# WHAT YOU NEED TO DO:
Retype all the data word for word.

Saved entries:
===============

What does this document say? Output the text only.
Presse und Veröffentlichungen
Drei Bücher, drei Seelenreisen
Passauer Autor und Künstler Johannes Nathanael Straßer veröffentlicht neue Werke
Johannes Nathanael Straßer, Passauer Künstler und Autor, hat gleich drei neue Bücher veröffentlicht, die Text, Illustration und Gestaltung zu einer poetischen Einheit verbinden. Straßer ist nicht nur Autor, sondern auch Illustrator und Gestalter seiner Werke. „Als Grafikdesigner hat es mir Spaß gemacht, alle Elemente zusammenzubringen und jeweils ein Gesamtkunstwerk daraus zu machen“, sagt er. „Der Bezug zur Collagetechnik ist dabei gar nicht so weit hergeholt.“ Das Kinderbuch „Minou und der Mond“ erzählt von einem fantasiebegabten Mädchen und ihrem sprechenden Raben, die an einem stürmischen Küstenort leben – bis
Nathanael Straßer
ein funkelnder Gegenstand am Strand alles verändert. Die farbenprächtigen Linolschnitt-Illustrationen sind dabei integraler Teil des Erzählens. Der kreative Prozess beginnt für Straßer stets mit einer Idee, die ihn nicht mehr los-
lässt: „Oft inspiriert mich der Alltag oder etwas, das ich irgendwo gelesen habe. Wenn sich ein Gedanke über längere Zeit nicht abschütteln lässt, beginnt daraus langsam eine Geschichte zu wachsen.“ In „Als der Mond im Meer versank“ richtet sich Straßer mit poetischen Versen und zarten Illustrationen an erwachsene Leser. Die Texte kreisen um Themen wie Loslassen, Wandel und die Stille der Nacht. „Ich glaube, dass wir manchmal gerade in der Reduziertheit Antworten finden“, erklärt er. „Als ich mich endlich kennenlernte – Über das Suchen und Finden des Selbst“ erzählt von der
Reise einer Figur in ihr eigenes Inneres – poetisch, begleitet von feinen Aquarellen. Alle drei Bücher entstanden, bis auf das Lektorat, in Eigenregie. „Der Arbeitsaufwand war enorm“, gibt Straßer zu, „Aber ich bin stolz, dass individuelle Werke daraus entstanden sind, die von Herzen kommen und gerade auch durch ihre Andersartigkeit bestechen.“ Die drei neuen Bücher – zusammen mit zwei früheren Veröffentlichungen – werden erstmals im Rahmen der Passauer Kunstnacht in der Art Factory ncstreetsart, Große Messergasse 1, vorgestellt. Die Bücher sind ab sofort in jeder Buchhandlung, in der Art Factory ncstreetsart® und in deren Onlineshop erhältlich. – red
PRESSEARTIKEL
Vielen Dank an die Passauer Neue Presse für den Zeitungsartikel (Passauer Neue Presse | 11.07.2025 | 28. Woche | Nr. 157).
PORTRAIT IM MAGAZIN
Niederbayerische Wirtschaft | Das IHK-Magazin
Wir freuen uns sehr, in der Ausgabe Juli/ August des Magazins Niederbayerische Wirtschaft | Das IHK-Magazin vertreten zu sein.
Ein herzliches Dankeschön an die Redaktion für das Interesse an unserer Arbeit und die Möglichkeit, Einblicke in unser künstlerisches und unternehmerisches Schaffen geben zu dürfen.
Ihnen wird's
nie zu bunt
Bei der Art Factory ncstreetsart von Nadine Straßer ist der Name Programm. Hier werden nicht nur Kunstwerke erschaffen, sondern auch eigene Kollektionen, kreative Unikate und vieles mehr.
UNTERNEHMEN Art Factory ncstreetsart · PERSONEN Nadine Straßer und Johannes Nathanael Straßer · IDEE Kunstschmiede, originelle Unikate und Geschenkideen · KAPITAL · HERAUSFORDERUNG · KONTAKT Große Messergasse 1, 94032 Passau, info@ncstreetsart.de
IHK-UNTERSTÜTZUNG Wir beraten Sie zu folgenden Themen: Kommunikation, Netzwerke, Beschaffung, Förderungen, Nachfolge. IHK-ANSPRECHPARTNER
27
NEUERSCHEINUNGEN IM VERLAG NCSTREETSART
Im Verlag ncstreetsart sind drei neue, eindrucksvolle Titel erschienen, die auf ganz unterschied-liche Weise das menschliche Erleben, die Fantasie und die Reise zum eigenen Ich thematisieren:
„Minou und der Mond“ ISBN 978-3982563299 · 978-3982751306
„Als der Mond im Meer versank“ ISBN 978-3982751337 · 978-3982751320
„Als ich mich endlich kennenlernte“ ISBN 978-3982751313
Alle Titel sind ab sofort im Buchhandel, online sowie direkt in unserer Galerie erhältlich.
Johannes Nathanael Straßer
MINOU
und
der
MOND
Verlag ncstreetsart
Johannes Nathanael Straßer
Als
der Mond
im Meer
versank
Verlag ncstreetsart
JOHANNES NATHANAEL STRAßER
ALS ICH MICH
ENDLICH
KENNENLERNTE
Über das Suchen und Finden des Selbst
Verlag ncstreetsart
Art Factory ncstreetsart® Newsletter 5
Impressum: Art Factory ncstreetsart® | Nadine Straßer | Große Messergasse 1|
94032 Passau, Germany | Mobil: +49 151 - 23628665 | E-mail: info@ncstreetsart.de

===============

# SOLVED EXERCISE:
What does this document say? Output the text only.
Presse und Veröffentlichungen
Drei Bücher, drei Seelenreisen
Passauer Autor und Künstler Johannes Nathanael Straßer veröffentlicht neue Werke
Johannes Nathanael Straßer, Passauer Künstler und Autor, hat gleich drei neue Bücher veröffentlicht, die Text, Illustration und Gestaltung zu einer poetischen Einheit verbinden. Straßer ist nicht nur Autor, sondern auch Illustrator und Gestalter seiner Werke. „Als Grafikdesigner hat es mir Spaß gemacht, alle Elemente zusammenzubringen und jeweils ein Gesamtkunstwerk daraus zu machen“, sagt er. „Der Bezug zur Collagetechnik ist dabei gar nicht so weit hergeholt.“ Das Kinderbuch „Minou und der Mond“ erzählt von einem fantasiebegabten Mädchen und ihrem sprechenden Raben, die an einem stürmischen Küstenort leben – bis
Nathanael Straßer
ein funkelnder Gegenstand am Strand alles verändert. Die farbenprächtigen Linolschnitt-Illustrationen sind dabei integraler Teil des Erzählens. Der kreative Prozess beginnt für Straßer stets mit einer Idee, die ihn nicht mehr los-
lässt: „Oft inspiriert mich der Alltag oder etwas, das ich irgendwo gelesen habe. Wenn sich ein Gedanke über längere Zeit nicht abschütteln lässt, beginnt daraus langsam eine Geschichte zu wachsen.“ In „Als der Mond im Meer versank“ richtet sich Straßer mit poetischen Versen und zarten Illustrationen an erwachsene Leser. Die Texte kreisen um Themen wie Loslassen, Wandel und die Stille der Nacht. „Ich glaube, dass wir manchmal gerade in der Reduziertheit Antworten finden“, erklärt er. „Als ich mich endlich kennenlernte – Über das Suchen und Finden des Selbst“ erzählt von der
Reise einer Figur in ihr eigenes Inneres – poetisch, begleitet von feinen Aquarellen. Alle drei Bücher entstanden, bis auf das Lektorat, in Eigenregie. „Der Arbeitsaufwand war enorm“, gibt Straßer zu, „Aber ich bin stolz, dass individuelle Werke daraus entstanden sind, die von Herzen kommen und gerade auch durch ihre Andersartigkeit bestechen.“ Die drei neuen Bücher – zusammen mit zwei früheren Veröffentlichungen – werden erstmals im Rahmen der Passauer Kunstnacht in der Art Factory ncstreetsart, Große Messergasse 1, vorgestellt. Die Bücher sind ab sofort in jeder Buchhandlung, in der Art Factory ncstreetsart® und in deren Onlineshop erhältlich. – red
PRESSEARTIKEL
Vielen Dank an die Passauer Neue Presse für den Zeitungsartikel (Passauer Neue Presse | 11.07.2025 | 28. Woche | Nr. 157).
PORTRAIT IM MAGAZIN
Niederbayerische Wirtschaft | Das IHK-Magazin
Wir freuen uns sehr, in der Ausgabe Juli/ August des Magazins Niederbayerische Wirtschaft | Das IHK-Magazin vertreten zu sein.
Ein herzliches Dankeschön an die Redaktion für das Interesse an unserer Arbeit und die Möglichkeit, Einblicke in unser künstlerisches und unternehmerisches Schaffen geben zu dürfen.
Ihnen wird's
nie zu bunt
Bei der Art Factory ncstreetsart von Nadine Straßer ist der Name Programm. Hier werden nicht nur Kunstwerke erschaffen, sondern auch eigene Kollektionen, kreative Unikate und vieles mehr.
UNTERNEHMEN Art Factory ncstreetsart · PERSONEN Nadine Straßer und Johannes Nathanael Straßer · IDEE Kunstschmiede, originelle Unikate und Geschenkideen · KAPITAL · HERAUSFORDERUNG · KONTAKT Große Messergasse 1, 94032 Passau, info@ncstreetsart.de
IHK-UNTERSTÜTZUNG Wir beraten Sie zu folgenden Themen: Kommunikation, Netzwerke, Beschaffung, Förderungen, Nachfolge. IHK-ANSPRECHPARTNER
27
NEUERSCHEINUNGEN IM VERLAG NCSTREETSART
Im Verlag ncstreetsart sind drei neue, eindrucksvolle Titel erschienen, die auf ganz unterschied-liche Weise das menschliche Erleben, die Fantasie und die Reise zum eigenen Ich thematisieren:
„Minou und der Mond“ ISBN 978-3982563299 · 978-3982751306
„Als der Mond im Meer versank“ ISBN 978-3982751337 · 978-3982751320
„Als ich mich endlich kennenlernte“ ISBN 978-3982751313
Alle Titel sind ab sofort im Buchhandel, online sowie direkt in unserer Galerie erhältlich.
Johannes Nathanael Straßer
MINOU
und
der
MOND
Verlag ncstreetsart
Johannes Nathanael Straßer
Als
der Mond
im Meer
versank
Verlag ncstreetsart
JOHANNES NATHANAEL STRAßER
ALS ICH MICH
ENDLICH
KENNENLERNTE
Über das Suchen und Finden des Selbst
Verlag ncstreetsart
Art Factory ncstreetsart® Newsletter 5
Impressum: Art Factory ncstreetsart® | Nadine Straßer | Große Messergasse 1|
94032 Passau, Germany | Mobil: +49 151 - 23628665 | E-mail: info@ncstreetsart.de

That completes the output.